■ SUPPLIED DATA ■
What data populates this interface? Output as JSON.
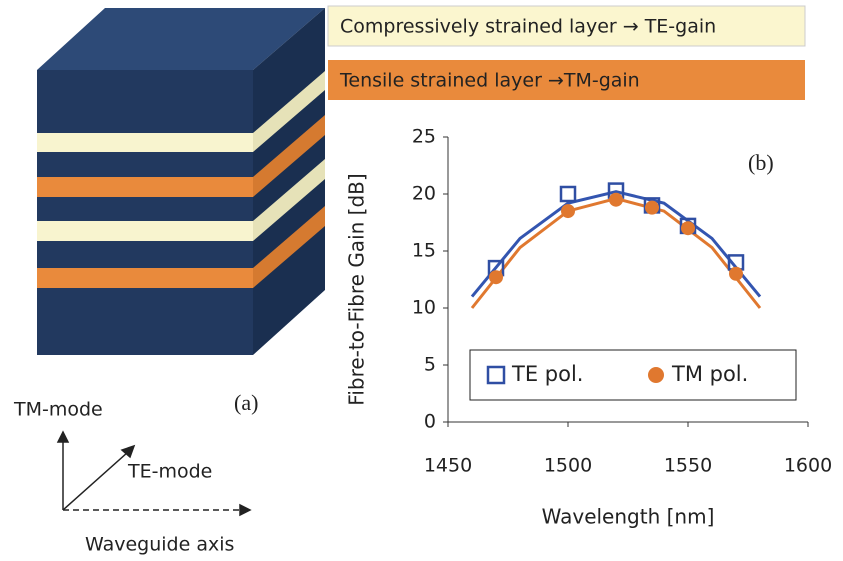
{
  "diagram": {
    "te_layer": "Compressively strained layer → TE-gain",
    "tm_layer": "Tensile strained layer →TM-gain",
    "panel": "(a)",
    "tm_mode": "TM-mode",
    "te_mode": "TE-mode",
    "axis": "Waveguide axis"
  },
  "chart_data": {
    "type": "scatter",
    "annotation": "(b)",
    "xlabel": "Wavelength [nm]",
    "ylabel": "Fibre-to-Fibre Gain [dB]",
    "xlim": [
      1450,
      1600
    ],
    "xticks": [
      1450,
      1500,
      1550,
      1600
    ],
    "ylim": [
      0,
      25
    ],
    "yticks": [
      0,
      5,
      10,
      15,
      20,
      25
    ],
    "series": [
      {
        "name": "TE pol.",
        "color": "#2f4ea3",
        "marker": "square",
        "x": [
          1470,
          1500,
          1520,
          1535,
          1550,
          1570
        ],
        "values": [
          13.5,
          20,
          20.3,
          19,
          17.2,
          14
        ]
      },
      {
        "name": "TM pol.",
        "color": "#e0782f",
        "marker": "circle",
        "x": [
          1470,
          1500,
          1520,
          1535,
          1550,
          1570
        ],
        "values": [
          12.7,
          18.5,
          19.5,
          18.8,
          17,
          13
        ]
      }
    ],
    "curves": [
      {
        "color": "#3355b0",
        "x": [
          1460,
          1480,
          1500,
          1520,
          1540,
          1560,
          1580
        ],
        "values": [
          11,
          16.1,
          19.2,
          20.2,
          19.2,
          16.1,
          11
        ]
      },
      {
        "color": "#e0782f",
        "x": [
          1460,
          1480,
          1500,
          1520,
          1540,
          1560,
          1580
        ],
        "values": [
          10,
          15.3,
          18.5,
          19.6,
          18.5,
          15.3,
          10
        ]
      }
    ]
  }
}
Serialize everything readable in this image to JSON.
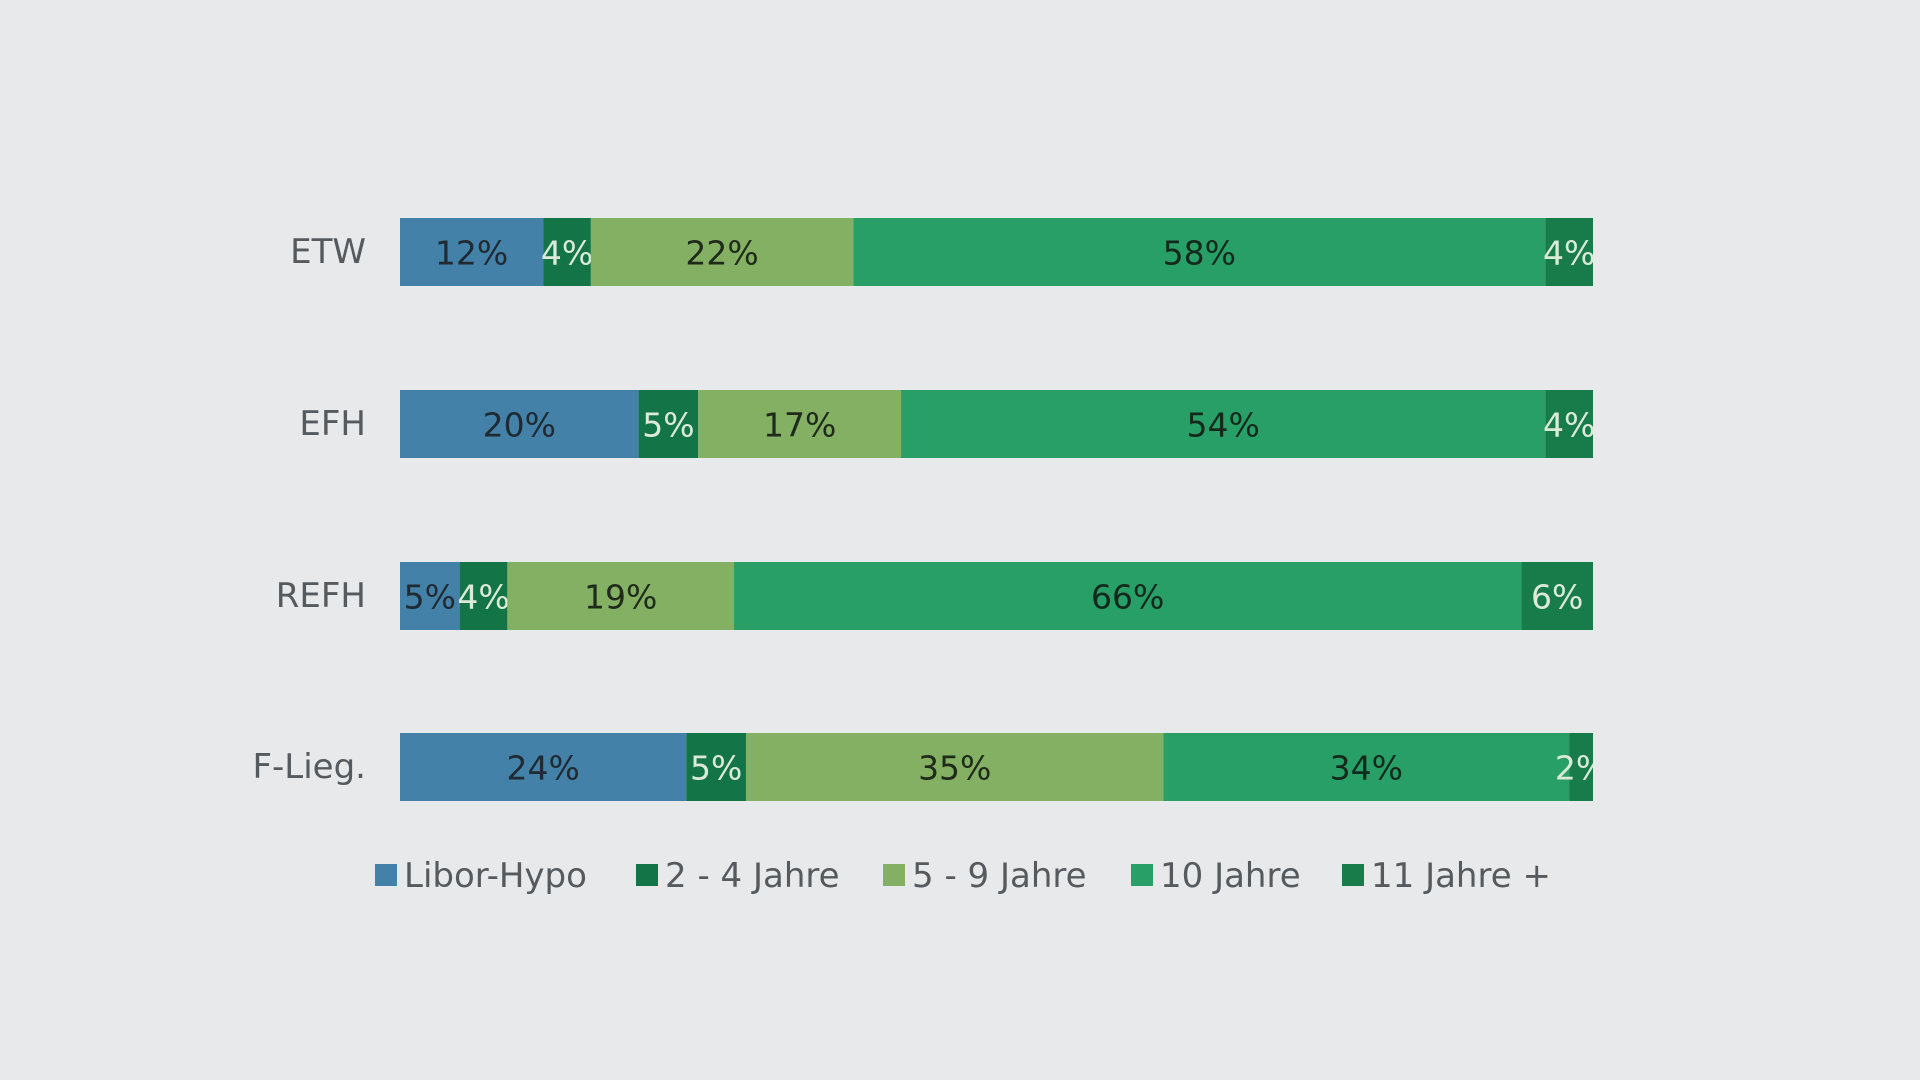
{
  "colors": {
    "background": "#e8e9eb",
    "libor": "#4381a8",
    "y2to4": "#137447",
    "y5to9": "#83b063",
    "y10": "#289f67",
    "y11plus": "#177b4a"
  },
  "chart_data": {
    "type": "bar",
    "orientation": "horizontal",
    "stacked": true,
    "title": "",
    "xlabel": "",
    "ylabel": "",
    "xlim": [
      0,
      100
    ],
    "grid": false,
    "legend_position": "bottom",
    "categories": [
      "ETW",
      "EFH",
      "REFH",
      "F-Lieg."
    ],
    "series": [
      {
        "name": "Libor-Hypo",
        "color": "#4381a8",
        "label_color": "#1f2a33",
        "values": [
          12,
          20,
          5,
          24
        ],
        "labels": [
          "12%",
          "20%",
          "5%",
          "24%"
        ]
      },
      {
        "name": "2 - 4 Jahre",
        "color": "#137447",
        "label_color": "#dcead8",
        "values": [
          4,
          5,
          4,
          5
        ],
        "labels": [
          "4%",
          "5%",
          "4%",
          "5%"
        ]
      },
      {
        "name": "5 - 9 Jahre",
        "color": "#83b063",
        "label_color": "#1f2a1b",
        "values": [
          22,
          17,
          19,
          35
        ],
        "labels": [
          "22%",
          "17%",
          "19%",
          "35%"
        ]
      },
      {
        "name": "10 Jahre",
        "color": "#289f67",
        "label_color": "#14291d",
        "values": [
          58,
          54,
          66,
          34
        ],
        "labels": [
          "58%",
          "54%",
          "66%",
          "34%"
        ]
      },
      {
        "name": "11 Jahre +",
        "color": "#177b4a",
        "label_color": "#dcead8",
        "values": [
          4,
          4,
          6,
          2
        ],
        "labels": [
          "4%",
          "4%",
          "6%",
          "2%"
        ]
      }
    ]
  }
}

■ GIVEN EXERCISE ■
Search the listing for the word "Jahre" and return each line that holds it.

■ SOLVED EXERCISE ■
        "name": "2 - 4 Jahre",
        "name": "5 - 9 Jahre",
        "name": "10 Jahre",
        "name": "11 Jahre +",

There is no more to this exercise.